Records to use -

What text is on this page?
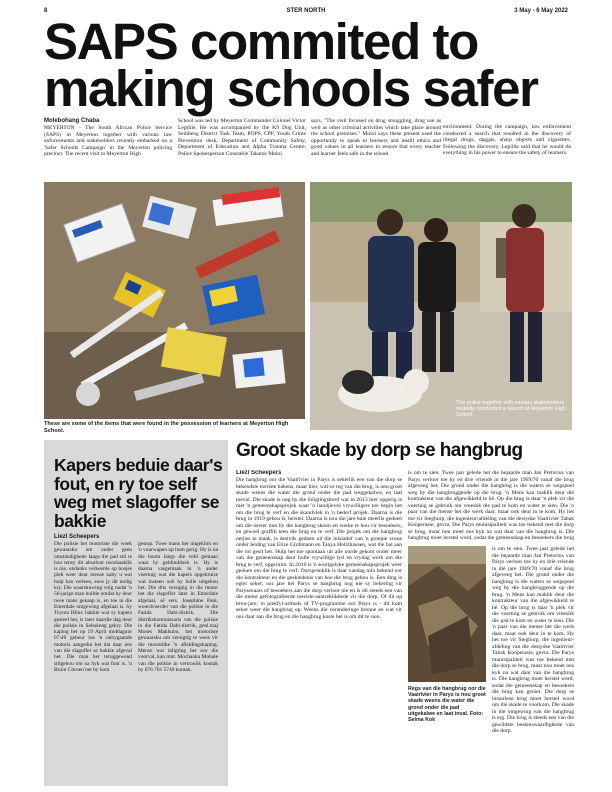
8	STER NORTH	3 May - 6 May 2022
SAPS commited to
making schools safer
Molebohang Chaba
MEYERTON - The South African Police Service (SAPS) in Meyerton together with various law enforcements and stakeholders recently embarked on a 'Safer Schools Campaign' in the Meyerton policing precinct. The recent visit to Meyerton High
School was led by Meyerton Commander Colonel Victor Lepilile. He was accompanied by the K9 Dog Unit, Sedibeng District Task Team, POPS, CPF, Youth Crime Prevention desk, Department of Community Safety, Department of Education and Alpha Trauma Centre. Police Spokesperson Constable Takatso Moloi
says, "The visit focused on drug smuggling, drug use as well as other criminal activities which take place around the school premises." Moloi says these present used the opportunity to speak to learners and instill ethics and good values in all learners to ensure that every teacher and learner feels safe in the school
environment. During the campaign, law enforcement conducted a search that resulted in the discovery of illegal drugs, daggas, sharp objects and cigarettes. Following the discovery, Lepilile said that he would do everything in his power to ensure the safety of learners.
These are some of the items that were found in the possession of learners at Meyerton High School.
The police together with various stakeholders recently conducted a search at Meyerton High School.
Kapers beduie daar's fout, en ry toe self weg met slagoffer se bakkie
Liezl Scheepers
Die polisie het motoriste die week gewaarsku om onder geen omstandighede langs die pad stil te hou tensy dit absoluut noodsaaklik is nie, ondanks verkeerde op bosjes plek weer deur mense naby u wat hulp kan verleen, soos jy dit nodig kry. Die waarskuwing volg nadat 'n 56-jarige man huilde omdat hy deur twee mans gekaap is, en toe in die Emerdale omgewing afgelaai is. Sy Toyota Hilux bakkie wat sy kapers gesteel het, is later daardie dag deur die polisie in Sebokeng gekry. Die kaping het op 19 April middaguur 07:40 gebeur toe 'n onbygaande motoris aangedui het dat daar iets van die slagoffer se bakkie afgeval het. Die man het teruggewend stilgehou om na hyk wat fout is. 'n Bruin Citroen het by hom
gestop. Twee mans het uitgeklim en 'n vuurwapen op hom gerig. Hy is na die boom langs die veld gemaan waar hy geblinddoek is. Hy is daarna vasgemaak in 'n ander voertuig wat die kapers opgekruise wat insteen ook hy hulle uitgehou het. Die dits versigtig in die motor het die slagoffer later in Emerdale afgelaai, sê sers. Josephine Pani, woordvoerder van die polisie in die Fatida Dabi-distrik. Die distrikskommissaris van die polisie in die Fatida Dabi-distrik, genl.maj Moses Makhubo, het motoriste gewaarsku om versigtig te wees vir die moontlike 'n afleidingskaping. Mense wat inligting het oor die voorval, kan mnr. Mochanka Mohale van die polisie in vertroulik kontak by 076 701 5740 kontak.
Groot skade by dorp se hangbrug
Liezl Scheepers
Die hangbrug oor die Vaalrivier in Parys is sekerlik een van die dorp se bekendste toeriste bakens, maar hier, wat so reg van die brug, is nou groot skade weens die water die grond onder die pad weggekalwe, en laat toeval. Die skade is nog by die inligtingsbord wat in 2013 hier opgerig is met 'n gemeenskapsprojek waar 'n handjievol vrywilligers toe begin het om die brug te verf en die skandvlek in 'n bederf projek. Daarna is die brug in 1919 gebou is, herstel. Daarna is nou die jare baie meerlis gedoen om die oewer met hy die hangbrug skoon en werke te hou vir besoekers, en gewoel graffiti teen die brug en te verf. Die projek om die hangbrug netjies te maak, is destyds gedoen uit die inisiatief van 'n groepie vroue onder leiding van Elize Grobmann en Tanya Holtzhausen, wat die bal aan die rol gesit het. Hulp het toe spontaan uit alle oorde gekom onder meer van die gemeenskap deur hulle vrywillige tyd en vrydag werk om die brug te verf, opgeruim. In 2016 is 'n soortgelyke gemeenskapsprojek weer gedoen om die brug te verf. Oorspronklik is daar vandag min bekend oor die kontrakteur en die geskiedenis van hoe die brug gebou is. Een ding is egter seker, oor jare het Parys se hangbrug nog nie sy bekering vir Parysenaars of besoekers aan die dorp verloor nie en is dit steeds een van die meest gefotografeerde toeriste-aantreklikhede vir die dorp. Of dit op brou-jare, in piekfyl-artikels of TV-programme oor Parys is - dit kom seker weer die hangbrug op. Weens die veranderinge bronne en wat vir ons daar aan die brug en die hangbrug koste het is om dit te sien.
is om te sien. Twee jaar gelede het die bejaarde man Jan Pretorius van Parys verloor toe hy en drie vriende in die jare 1969/70 vanaf die brug afgeveeg het. Die grond onder die hangbrug is die waters se wegspoel weg by die hangbruggende op die brug. 'n Mens kan maklik deur die kontrakteur van die afgewikkeld te hê. Op die brug is daar 'n plek vir die voertuig se gebruik om vreeslik die pad te kom en water te sien. Die 'n paar van die mense het die werk daar, maar ook deur in te kom. Hy het toe vir Steghorp, die ingenieur-afdeling van die destydse Vaalrivier Tabak Koöperasie, gevra. Die Parys munisipaliteit was toe bekend met die dorp se brug, maar nou moet ons kyk na wat daar van die hangbrug is. Die hangbrug moet herstel word, sodat die gemeenskap en besoekers die brug
Regs van die hangbrug oor die Vaalrivier in Parys is nou groot skade weens die water die grond onder die pad uitgekalwe en laat inval. Foto: Selma Kok
is om te sien. Twee jaar gelede het die bejaarde man Jan Pretorius van Parys verloor toe hy en drie vriende in die jare 1969/70 vanaf die brug afgeveeg het. Die grond onder die hangbrug is die waters se wegspoel weg by die hangbruggende op die brug. 'n Mens kan maklik deur die kontrakteur van die afgewikkeld te hê. Op die brug is daar 'n plek vir die voertuig se gebruik om vreeslik die pad te kom en water te sien. Die 'n paar van die mense het die werk daar, maar ook deur in te kom. Hy het toe vir Steghorp, die ingenieur-afdeling van die destydse Vaalrivier Tabak Koöperasie, gevra. Die Parys munisipaliteit was toe bekend met die dorp se brug, maar nou moet ons kyk na wat daar van die hangbrug is. Die hangbrug moet herstel word, sodat die gemeenskap en besoekers die brug kan geniet. Die dorp se historiese brug moet herstel word om die skade te voorkom. Die skade in die omgewing van die hangbrug is erg. Die brug is steeds een van die gewildste besienswaardighede van die dorp.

Instruction -
Copy out every line of the material above exactly, skipping the pictures.

Solution to the problem -
What text is on this page?
8	STER NORTH	3 May - 6 May 2022
SAPS commited to
making schools safer
Molebohang Chaba
MEYERTON - The South African Police Service (SAPS) in Meyerton together with various law enforcements and stakeholders recently embarked on a 'Safer Schools Campaign' in the Meyerton policing precinct. The recent visit to Meyerton High
School was led by Meyerton Commander Colonel Victor Lepilile. He was accompanied by the K9 Dog Unit, Sedibeng District Task Team, POPS, CPF, Youth Crime Prevention desk, Department of Community Safety, Department of Education and Alpha Trauma Centre. Police Spokesperson Constable Takatso Moloi
says, "The visit focused on drug smuggling, drug use as well as other criminal activities which take place around the school premises." Moloi says these present used the opportunity to speak to learners and instill ethics and good values in all learners to ensure that every teacher and learner feels safe in the school
environment. During the campaign, law enforcement conducted a search that resulted in the discovery of illegal drugs, daggas, sharp objects and cigarettes. Following the discovery, Lepilile said that he would do everything in his power to ensure the safety of learners.
These are some of the items that were found in the possession of learners at Meyerton High School.
The police together with various stakeholders recently conducted a search at Meyerton High School.
Kapers beduie daar's fout, en ry toe self weg met slagoffer se bakkie
Liezl Scheepers
Die polisie het motoriste die week gewaarsku om onder geen omstandighede langs die pad stil te hou tensy dit absoluut noodsaaklik is nie, ondanks verkeerde op bosjes plek weer deur mense naby u wat hulp kan verleen, soos jy dit nodig kry. Die waarskuwing volg nadat 'n 56-jarige man huilde omdat hy deur twee mans gekaap is, en toe in die Emerdale omgewing afgelaai is. Sy Toyota Hilux bakkie wat sy kapers gesteel het, is later daardie dag deur die polisie in Sebokeng gekry. Die kaping het op 19 April middaguur 07:40 gebeur toe 'n onbygaande motoris aangedui het dat daar iets van die slagoffer se bakkie afgeval het. Die man het teruggewend stilgehou om na hyk wat fout is. 'n Bruin Citroen het by hom
gestop. Twee mans het uitgeklim en 'n vuurwapen op hom gerig. Hy is na die boom langs die veld gemaan waar hy geblinddoek is. Hy is daarna vasgemaak in 'n ander voertuig wat die kapers opgekruise wat insteen ook hy hulle uitgehou het. Die dits versigtig in die motor het die slagoffer later in Emerdale afgelaai, sê sers. Josephine Pani, woordvoerder van die polisie in die Fatida Dabi-distrik. Die distrikskommissaris van die polisie in die Fatida Dabi-distrik, genl.maj Moses Makhubo, het motoriste gewaarsku om versigtig te wees vir die moontlike 'n afleidingskaping. Mense wat inligting het oor die voorval, kan mnr. Mochanka Mohale van die polisie in vertroulik kontak by 076 701 5740 kontak.
Groot skade by dorp se hangbrug
Liezl Scheepers
Die hangbrug oor die Vaalrivier in Parys is sekerlik een van die dorp se bekendste toeriste bakens, maar hier, wat so reg van die brug, is nou groot skade weens die water die grond onder die pad weggekalwe, en laat toeval. Die skade is nog by die inligtingsbord wat in 2013 hier opgerig is met 'n gemeenskapsprojek waar 'n handjievol vrywilligers toe begin het om die brug te verf en die skandvlek in 'n bederf projek. Daarna is die brug in 1919 gebou is, herstel. Daarna is nou die jare baie meerlis gedoen om die oewer met hy die hangbrug skoon en werke te hou vir besoekers, en gewoel graffiti teen die brug en te verf. Die projek om die hangbrug netjies te maak, is destyds gedoen uit die inisiatief van 'n groepie vroue onder leiding van Elize Grobmann en Tanya Holtzhausen, wat die bal aan die rol gesit het. Hulp het toe spontaan uit alle oorde gekom onder meer van die gemeenskap deur hulle vrywillige tyd en vrydag werk om die brug te verf, opgeruim. In 2016 is 'n soortgelyke gemeenskapsprojek weer gedoen om die brug te verf. Oorspronklik is daar vandag min bekend oor die kontrakteur en die geskiedenis van hoe die brug gebou is. Een ding is egter seker, oor jare het Parys se hangbrug nog nie sy bekering vir Parysenaars of besoekers aan die dorp verloor nie en is dit steeds een van die meest gefotografeerde toeriste-aantreklikhede vir die dorp. Of dit op brou-jare, in piekfyl-artikels of TV-programme oor Parys is - dit kom seker weer die hangbrug op. Weens die veranderinge bronne en wat vir ons daar aan die brug en die hangbrug koste het is om dit te sien.
is om te sien. Twee jaar gelede het die bejaarde man Jan Pretorius van Parys verloor toe hy en drie vriende in die jare 1969/70 vanaf die brug afgeveeg het. Die grond onder die hangbrug is die waters se wegspoel weg by die hangbruggende op die brug. 'n Mens kan maklik deur die kontrakteur van die afgewikkeld te hê. Op die brug is daar 'n plek vir die voertuig se gebruik om vreeslik die pad te kom en water te sien. Die 'n paar van die mense het die werk daar, maar ook deur in te kom. Hy het toe vir Steghorp, die ingenieur-afdeling van die destydse Vaalrivier Tabak Koöperasie, gevra. Die Parys munisipaliteit was toe bekend met die dorp se brug, maar nou moet ons kyk na wat daar van die hangbrug is. Die hangbrug moet herstel word, sodat die gemeenskap en besoekers die brug
Regs van die hangbrug oor die Vaalrivier in Parys is nou groot skade weens die water die grond onder die pad uitgekalwe en laat inval. Foto: Selma Kok
is om te sien. Twee jaar gelede het die bejaarde man Jan Pretorius van Parys verloor toe hy en drie vriende in die jare 1969/70 vanaf die brug afgeveeg het. Die grond onder die hangbrug is die waters se wegspoel weg by die hangbruggende op die brug. 'n Mens kan maklik deur die kontrakteur van die afgewikkeld te hê. Op die brug is daar 'n plek vir die voertuig se gebruik om vreeslik die pad te kom en water te sien. Die 'n paar van die mense het die werk daar, maar ook deur in te kom. Hy het toe vir Steghorp, die ingenieur-afdeling van die destydse Vaalrivier Tabak Koöperasie, gevra. Die Parys munisipaliteit was toe bekend met die dorp se brug, maar nou moet ons kyk na wat daar van die hangbrug is. Die hangbrug moet herstel word, sodat die gemeenskap en besoekers die brug kan geniet. Die dorp se historiese brug moet herstel word om die skade te voorkom. Die skade in die omgewing van die hangbrug is erg. Die brug is steeds een van die gewildste besienswaardighede van die dorp.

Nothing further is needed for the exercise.